>> Begin Material to process
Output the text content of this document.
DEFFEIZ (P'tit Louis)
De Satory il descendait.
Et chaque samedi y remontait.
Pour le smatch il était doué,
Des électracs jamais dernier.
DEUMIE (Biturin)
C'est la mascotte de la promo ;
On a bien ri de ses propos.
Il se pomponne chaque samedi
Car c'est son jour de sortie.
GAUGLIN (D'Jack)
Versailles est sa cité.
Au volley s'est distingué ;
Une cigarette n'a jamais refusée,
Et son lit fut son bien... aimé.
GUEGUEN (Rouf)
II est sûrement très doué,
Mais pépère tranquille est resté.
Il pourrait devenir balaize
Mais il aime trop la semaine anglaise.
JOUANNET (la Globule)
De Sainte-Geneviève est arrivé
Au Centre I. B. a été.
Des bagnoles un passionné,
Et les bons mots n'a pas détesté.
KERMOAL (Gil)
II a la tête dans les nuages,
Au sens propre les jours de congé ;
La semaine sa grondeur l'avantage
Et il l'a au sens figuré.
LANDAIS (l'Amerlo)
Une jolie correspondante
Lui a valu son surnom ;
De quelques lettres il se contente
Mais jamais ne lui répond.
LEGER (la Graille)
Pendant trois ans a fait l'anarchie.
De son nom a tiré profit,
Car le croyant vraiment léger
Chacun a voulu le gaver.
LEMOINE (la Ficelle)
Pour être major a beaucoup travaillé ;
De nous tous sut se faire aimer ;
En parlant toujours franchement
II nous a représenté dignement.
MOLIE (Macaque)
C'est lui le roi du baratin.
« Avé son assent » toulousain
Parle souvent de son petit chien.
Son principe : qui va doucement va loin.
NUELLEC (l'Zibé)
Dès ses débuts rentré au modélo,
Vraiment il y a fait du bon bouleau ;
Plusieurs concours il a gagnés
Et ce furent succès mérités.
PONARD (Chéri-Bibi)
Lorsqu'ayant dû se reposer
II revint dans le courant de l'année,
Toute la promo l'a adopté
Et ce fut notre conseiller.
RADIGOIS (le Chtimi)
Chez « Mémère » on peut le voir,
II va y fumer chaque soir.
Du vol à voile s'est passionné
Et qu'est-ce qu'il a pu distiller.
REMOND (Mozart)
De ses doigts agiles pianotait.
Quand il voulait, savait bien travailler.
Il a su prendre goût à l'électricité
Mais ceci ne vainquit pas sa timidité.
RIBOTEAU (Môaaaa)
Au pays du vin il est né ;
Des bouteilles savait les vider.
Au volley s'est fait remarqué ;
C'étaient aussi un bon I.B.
>> End Material to process
▶ _Given problem_
Your task is to print the whole listing again exactly.

▶ _Exercise solution_
Output the text content of this document.
DEFFEIZ (P'tit Louis)
De Satory il descendait.
Et chaque samedi y remontait.
Pour le smatch il était doué,
Des électracs jamais dernier.
DEUMIE (Biturin)
C'est la mascotte de la promo ;
On a bien ri de ses propos.
Il se pomponne chaque samedi
Car c'est son jour de sortie.
GAUGLIN (D'Jack)
Versailles est sa cité.
Au volley s'est distingué ;
Une cigarette n'a jamais refusée,
Et son lit fut son bien... aimé.
GUEGUEN (Rouf)
II est sûrement très doué,
Mais pépère tranquille est resté.
Il pourrait devenir balaize
Mais il aime trop la semaine anglaise.
JOUANNET (la Globule)
De Sainte-Geneviève est arrivé
Au Centre I. B. a été.
Des bagnoles un passionné,
Et les bons mots n'a pas détesté.
KERMOAL (Gil)
II a la tête dans les nuages,
Au sens propre les jours de congé ;
La semaine sa grondeur l'avantage
Et il l'a au sens figuré.
LANDAIS (l'Amerlo)
Une jolie correspondante
Lui a valu son surnom ;
De quelques lettres il se contente
Mais jamais ne lui répond.
LEGER (la Graille)
Pendant trois ans a fait l'anarchie.
De son nom a tiré profit,
Car le croyant vraiment léger
Chacun a voulu le gaver.
LEMOINE (la Ficelle)
Pour être major a beaucoup travaillé ;
De nous tous sut se faire aimer ;
En parlant toujours franchement
II nous a représenté dignement.
MOLIE (Macaque)
C'est lui le roi du baratin.
« Avé son assent » toulousain
Parle souvent de son petit chien.
Son principe : qui va doucement va loin.
NUELLEC (l'Zibé)
Dès ses débuts rentré au modélo,
Vraiment il y a fait du bon bouleau ;
Plusieurs concours il a gagnés
Et ce furent succès mérités.
PONARD (Chéri-Bibi)
Lorsqu'ayant dû se reposer
II revint dans le courant de l'année,
Toute la promo l'a adopté
Et ce fut notre conseiller.
RADIGOIS (le Chtimi)
Chez « Mémère » on peut le voir,
II va y fumer chaque soir.
Du vol à voile s'est passionné
Et qu'est-ce qu'il a pu distiller.
REMOND (Mozart)
De ses doigts agiles pianotait.
Quand il voulait, savait bien travailler.
Il a su prendre goût à l'électricité
Mais ceci ne vainquit pas sa timidité.
RIBOTEAU (Môaaaa)
Au pays du vin il est né ;
Des bouteilles savait les vider.
Au volley s'est fait remarqué ;
C'étaient aussi un bon I.B.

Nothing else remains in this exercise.